# [Source records]
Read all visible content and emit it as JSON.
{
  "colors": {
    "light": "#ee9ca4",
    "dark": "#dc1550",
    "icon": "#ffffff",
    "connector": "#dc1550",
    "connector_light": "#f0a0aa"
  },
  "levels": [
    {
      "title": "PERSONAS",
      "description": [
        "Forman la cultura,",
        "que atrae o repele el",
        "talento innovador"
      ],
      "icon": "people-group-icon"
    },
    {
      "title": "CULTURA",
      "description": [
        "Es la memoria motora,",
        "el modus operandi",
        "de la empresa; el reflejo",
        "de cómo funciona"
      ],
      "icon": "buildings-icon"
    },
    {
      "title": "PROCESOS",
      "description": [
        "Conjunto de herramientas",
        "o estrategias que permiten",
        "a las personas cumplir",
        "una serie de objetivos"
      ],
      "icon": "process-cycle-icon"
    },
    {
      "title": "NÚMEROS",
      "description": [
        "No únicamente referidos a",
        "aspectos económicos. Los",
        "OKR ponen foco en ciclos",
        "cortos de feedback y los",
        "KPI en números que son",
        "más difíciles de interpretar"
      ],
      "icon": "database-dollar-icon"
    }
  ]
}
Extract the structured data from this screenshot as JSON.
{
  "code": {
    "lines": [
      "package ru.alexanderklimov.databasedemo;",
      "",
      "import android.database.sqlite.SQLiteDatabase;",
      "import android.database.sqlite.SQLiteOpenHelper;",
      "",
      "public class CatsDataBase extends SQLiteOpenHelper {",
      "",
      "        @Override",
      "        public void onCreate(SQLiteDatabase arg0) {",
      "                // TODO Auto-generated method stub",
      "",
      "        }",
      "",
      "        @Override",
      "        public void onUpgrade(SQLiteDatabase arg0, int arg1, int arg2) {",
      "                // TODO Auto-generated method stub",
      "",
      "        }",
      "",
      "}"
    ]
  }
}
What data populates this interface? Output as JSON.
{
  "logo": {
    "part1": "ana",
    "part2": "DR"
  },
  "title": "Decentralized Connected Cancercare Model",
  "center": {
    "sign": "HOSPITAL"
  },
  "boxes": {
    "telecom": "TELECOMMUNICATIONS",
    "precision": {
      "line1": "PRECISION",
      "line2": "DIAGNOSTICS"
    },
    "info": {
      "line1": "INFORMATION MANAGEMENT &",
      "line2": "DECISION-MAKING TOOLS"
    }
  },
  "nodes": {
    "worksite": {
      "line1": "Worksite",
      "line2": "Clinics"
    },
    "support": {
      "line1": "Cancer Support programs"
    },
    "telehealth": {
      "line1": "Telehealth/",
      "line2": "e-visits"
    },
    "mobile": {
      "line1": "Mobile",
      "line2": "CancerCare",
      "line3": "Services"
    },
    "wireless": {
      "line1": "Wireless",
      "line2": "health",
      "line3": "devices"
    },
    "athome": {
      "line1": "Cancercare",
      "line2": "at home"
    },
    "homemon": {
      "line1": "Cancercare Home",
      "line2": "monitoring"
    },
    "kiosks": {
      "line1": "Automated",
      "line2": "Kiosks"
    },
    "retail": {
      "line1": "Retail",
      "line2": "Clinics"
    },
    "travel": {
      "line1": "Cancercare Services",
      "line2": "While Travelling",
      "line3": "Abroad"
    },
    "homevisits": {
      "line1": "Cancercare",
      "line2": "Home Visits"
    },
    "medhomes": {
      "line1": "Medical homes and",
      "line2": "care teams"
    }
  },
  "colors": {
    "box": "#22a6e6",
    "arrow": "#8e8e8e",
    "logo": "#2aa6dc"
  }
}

* * *

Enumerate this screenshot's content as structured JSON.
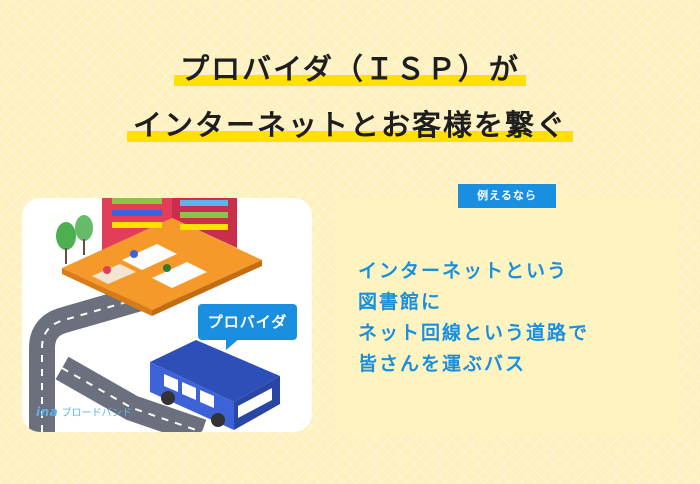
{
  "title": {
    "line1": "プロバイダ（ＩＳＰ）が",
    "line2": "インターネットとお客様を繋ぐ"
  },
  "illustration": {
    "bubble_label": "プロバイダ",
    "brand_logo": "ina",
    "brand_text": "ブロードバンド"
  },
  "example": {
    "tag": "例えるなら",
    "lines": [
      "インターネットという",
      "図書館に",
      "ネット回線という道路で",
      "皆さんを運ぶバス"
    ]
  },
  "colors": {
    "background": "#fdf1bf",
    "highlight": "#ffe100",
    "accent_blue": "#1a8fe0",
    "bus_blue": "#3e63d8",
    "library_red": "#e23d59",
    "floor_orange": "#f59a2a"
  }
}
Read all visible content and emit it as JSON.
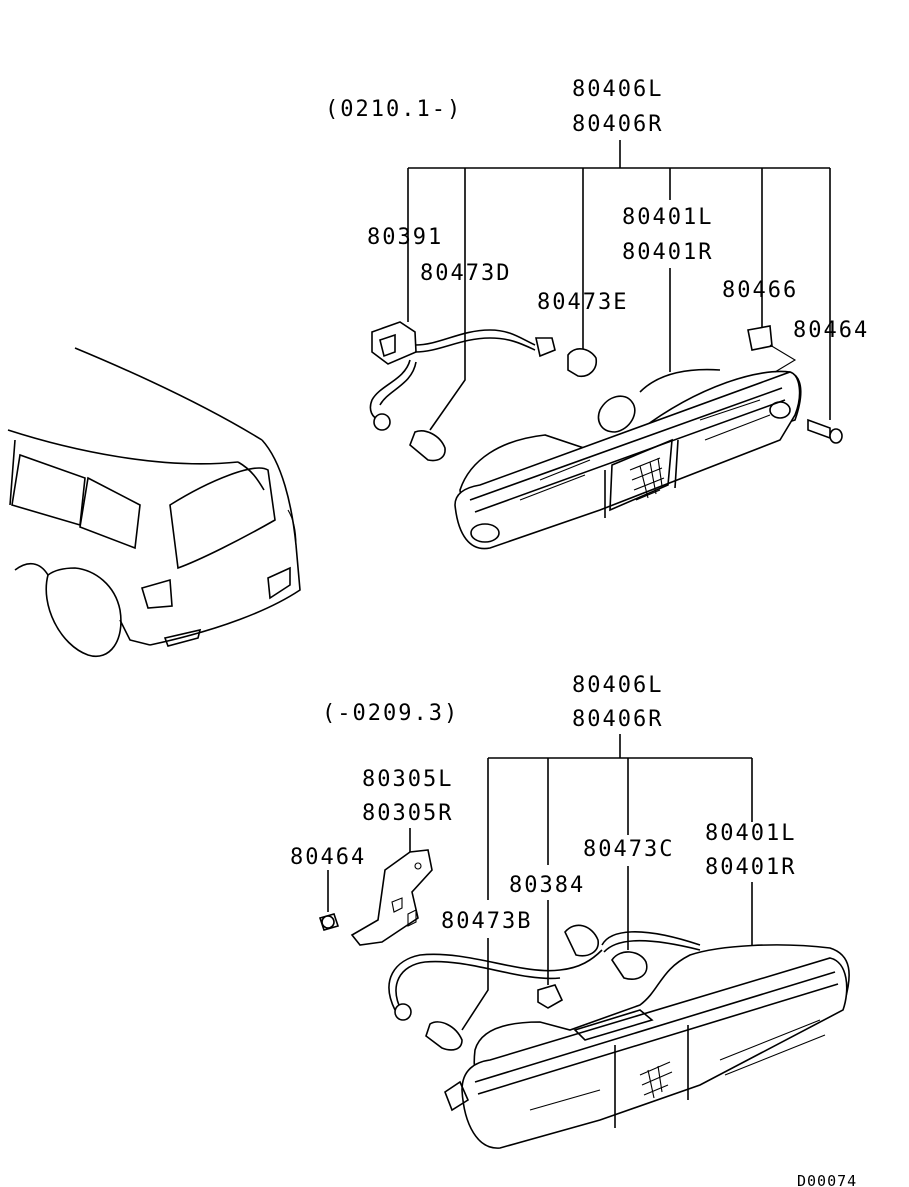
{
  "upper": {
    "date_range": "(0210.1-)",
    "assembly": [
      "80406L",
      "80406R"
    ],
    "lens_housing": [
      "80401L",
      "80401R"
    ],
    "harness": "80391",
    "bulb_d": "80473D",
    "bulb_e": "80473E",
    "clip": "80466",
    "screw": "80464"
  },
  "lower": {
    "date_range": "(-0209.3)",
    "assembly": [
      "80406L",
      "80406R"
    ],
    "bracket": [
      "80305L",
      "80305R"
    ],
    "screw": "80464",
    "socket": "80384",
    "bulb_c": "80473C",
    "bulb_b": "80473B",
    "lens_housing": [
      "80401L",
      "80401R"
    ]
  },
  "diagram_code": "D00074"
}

# [Task description]
State how many lines above contain the string "screenshot", with no other words.

# [In response]
2